# Written exercise
Copy every line that contains the string "mars" from the entries below.

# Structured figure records
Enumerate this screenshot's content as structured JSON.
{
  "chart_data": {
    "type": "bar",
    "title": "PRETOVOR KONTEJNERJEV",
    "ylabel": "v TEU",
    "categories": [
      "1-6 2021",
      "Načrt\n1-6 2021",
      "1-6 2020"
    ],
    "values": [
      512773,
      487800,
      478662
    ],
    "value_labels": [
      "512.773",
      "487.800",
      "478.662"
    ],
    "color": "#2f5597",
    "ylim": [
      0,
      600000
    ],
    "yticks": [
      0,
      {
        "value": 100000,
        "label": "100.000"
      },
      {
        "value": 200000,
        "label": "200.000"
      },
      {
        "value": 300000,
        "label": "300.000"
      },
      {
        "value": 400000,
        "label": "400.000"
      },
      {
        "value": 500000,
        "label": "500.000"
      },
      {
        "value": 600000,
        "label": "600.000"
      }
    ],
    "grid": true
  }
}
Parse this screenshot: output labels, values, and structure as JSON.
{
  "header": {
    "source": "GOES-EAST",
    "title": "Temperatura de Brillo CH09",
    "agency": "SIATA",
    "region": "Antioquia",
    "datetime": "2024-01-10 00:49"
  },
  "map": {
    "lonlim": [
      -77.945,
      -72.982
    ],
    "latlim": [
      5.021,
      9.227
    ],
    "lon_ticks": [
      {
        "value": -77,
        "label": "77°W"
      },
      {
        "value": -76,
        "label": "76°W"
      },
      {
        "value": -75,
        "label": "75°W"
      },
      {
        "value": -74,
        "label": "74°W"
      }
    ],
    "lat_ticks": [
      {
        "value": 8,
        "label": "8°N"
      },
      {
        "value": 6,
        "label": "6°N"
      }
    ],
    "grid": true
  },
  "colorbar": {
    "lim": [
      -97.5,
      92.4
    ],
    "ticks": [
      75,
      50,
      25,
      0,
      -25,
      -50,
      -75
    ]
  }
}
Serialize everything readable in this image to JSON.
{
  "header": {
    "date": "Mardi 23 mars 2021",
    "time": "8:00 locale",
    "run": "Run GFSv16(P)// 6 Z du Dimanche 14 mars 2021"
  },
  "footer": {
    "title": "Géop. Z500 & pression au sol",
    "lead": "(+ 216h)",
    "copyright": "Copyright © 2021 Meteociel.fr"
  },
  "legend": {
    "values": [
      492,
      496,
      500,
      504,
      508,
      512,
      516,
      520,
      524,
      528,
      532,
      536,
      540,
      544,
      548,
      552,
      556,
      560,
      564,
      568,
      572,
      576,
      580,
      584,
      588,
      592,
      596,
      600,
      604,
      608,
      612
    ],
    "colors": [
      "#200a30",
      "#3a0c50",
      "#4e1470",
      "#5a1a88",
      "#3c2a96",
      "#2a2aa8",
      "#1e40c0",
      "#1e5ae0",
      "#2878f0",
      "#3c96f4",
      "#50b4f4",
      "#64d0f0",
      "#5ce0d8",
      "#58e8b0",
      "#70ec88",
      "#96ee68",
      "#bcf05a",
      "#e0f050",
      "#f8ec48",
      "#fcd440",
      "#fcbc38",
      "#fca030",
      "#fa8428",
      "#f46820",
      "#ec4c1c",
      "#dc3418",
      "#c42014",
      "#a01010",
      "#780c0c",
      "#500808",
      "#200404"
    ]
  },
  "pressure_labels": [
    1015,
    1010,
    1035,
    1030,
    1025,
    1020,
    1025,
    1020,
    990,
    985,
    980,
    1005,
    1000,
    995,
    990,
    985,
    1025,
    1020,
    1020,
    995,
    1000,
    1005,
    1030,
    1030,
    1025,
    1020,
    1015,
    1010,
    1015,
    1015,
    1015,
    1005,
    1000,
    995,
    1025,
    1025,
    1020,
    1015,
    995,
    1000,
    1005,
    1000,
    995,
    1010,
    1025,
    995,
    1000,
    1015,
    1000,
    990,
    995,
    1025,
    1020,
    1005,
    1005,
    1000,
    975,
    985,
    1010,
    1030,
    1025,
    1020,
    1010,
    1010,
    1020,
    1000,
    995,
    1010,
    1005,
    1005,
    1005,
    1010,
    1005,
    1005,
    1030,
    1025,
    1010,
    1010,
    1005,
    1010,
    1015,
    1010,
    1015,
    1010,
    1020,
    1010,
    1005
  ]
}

# Right answer
    "date": "Mardi 23 mars 2021",
    "run": "Run GFSv16(P)// 6 Z du Dimanche 14 mars 2021"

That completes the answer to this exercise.